TO BE DONE:
Each record below is to be reproduced without any change.

INPUT:
┌──
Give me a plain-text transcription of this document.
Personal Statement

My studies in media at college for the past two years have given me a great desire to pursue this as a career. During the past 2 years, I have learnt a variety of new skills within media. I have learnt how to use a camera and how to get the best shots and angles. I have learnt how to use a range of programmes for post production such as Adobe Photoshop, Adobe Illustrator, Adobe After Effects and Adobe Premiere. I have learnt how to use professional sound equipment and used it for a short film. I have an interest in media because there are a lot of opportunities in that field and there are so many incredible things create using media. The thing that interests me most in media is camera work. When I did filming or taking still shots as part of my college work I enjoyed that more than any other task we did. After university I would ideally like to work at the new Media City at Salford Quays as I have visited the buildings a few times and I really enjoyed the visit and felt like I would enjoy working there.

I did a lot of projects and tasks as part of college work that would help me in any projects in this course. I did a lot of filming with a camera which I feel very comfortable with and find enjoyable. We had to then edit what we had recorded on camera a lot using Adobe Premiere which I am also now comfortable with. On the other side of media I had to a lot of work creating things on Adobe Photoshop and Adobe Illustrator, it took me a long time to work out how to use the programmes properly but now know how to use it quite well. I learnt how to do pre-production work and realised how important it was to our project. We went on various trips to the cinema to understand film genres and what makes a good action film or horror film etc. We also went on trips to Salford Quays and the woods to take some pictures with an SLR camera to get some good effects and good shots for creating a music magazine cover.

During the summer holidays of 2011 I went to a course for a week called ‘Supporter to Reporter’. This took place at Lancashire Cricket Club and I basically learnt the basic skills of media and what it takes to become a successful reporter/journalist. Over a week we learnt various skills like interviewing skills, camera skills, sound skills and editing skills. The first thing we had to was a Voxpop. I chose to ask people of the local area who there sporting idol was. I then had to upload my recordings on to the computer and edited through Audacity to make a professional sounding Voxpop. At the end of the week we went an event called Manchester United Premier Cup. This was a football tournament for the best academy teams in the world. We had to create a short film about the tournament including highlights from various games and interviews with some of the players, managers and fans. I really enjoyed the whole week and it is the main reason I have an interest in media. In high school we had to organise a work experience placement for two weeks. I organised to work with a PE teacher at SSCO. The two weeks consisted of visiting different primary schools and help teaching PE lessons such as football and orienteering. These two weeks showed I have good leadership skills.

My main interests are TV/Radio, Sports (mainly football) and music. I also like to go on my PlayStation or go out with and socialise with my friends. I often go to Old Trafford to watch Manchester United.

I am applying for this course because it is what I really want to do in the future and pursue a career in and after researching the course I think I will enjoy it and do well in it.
└──
SOLUTION FOR THIS PROBLEM:
Give me a plain-text transcription of this document.
Personal Statement

My studies in media at college for the past two years have given me a great desire to pursue this as a career. During the past 2 years, I have learnt a variety of new skills within media. I have learnt how to use a camera and how to get the best shots and angles. I have learnt how to use a range of programmes for post production such as Adobe Photoshop, Adobe Illustrator, Adobe After Effects and Adobe Premiere. I have learnt how to use professional sound equipment and used it for a short film. I have an interest in media because there are a lot of opportunities in that field and there are so many incredible things create using media. The thing that interests me most in media is camera work. When I did filming or taking still shots as part of my college work I enjoyed that more than any other task we did. After university I would ideally like to work at the new Media City at Salford Quays as I have visited the buildings a few times and I really enjoyed the visit and felt like I would enjoy working there.

I did a lot of projects and tasks as part of college work that would help me in any projects in this course. I did a lot of filming with a camera which I feel very comfortable with and find enjoyable. We had to then edit what we had recorded on camera a lot using Adobe Premiere which I am also now comfortable with. On the other side of media I had to a lot of work creating things on Adobe Photoshop and Adobe Illustrator, it took me a long time to work out how to use the programmes properly but now know how to use it quite well. I learnt how to do pre-production work and realised how important it was to our project. We went on various trips to the cinema to understand film genres and what makes a good action film or horror film etc. We also went on trips to Salford Quays and the woods to take some pictures with an SLR camera to get some good effects and good shots for creating a music magazine cover.

During the summer holidays of 2011 I went to a course for a week called ‘Supporter to Reporter’. This took place at Lancashire Cricket Club and I basically learnt the basic skills of media and what it takes to become a successful reporter/journalist. Over a week we learnt various skills like interviewing skills, camera skills, sound skills and editing skills. The first thing we had to was a Voxpop. I chose to ask people of the local area who there sporting idol was. I then had to upload my recordings on to the computer and edited through Audacity to make a professional sounding Voxpop. At the end of the week we went an event called Manchester United Premier Cup. This was a football tournament for the best academy teams in the world. We had to create a short film about the tournament including highlights from various games and interviews with some of the players, managers and fans. I really enjoyed the whole week and it is the main reason I have an interest in media. In high school we had to organise a work experience placement for two weeks. I organised to work with a PE teacher at SSCO. The two weeks consisted of visiting different primary schools and help teaching PE lessons such as football and orienteering. These two weeks showed I have good leadership skills.

My main interests are TV/Radio, Sports (mainly football) and music. I also like to go on my PlayStation or go out with and socialise with my friends. I often go to Old Trafford to watch Manchester United.

I am applying for this course because it is what I really want to do in the future and pursue a career in and after researching the course I think I will enjoy it and do well in it.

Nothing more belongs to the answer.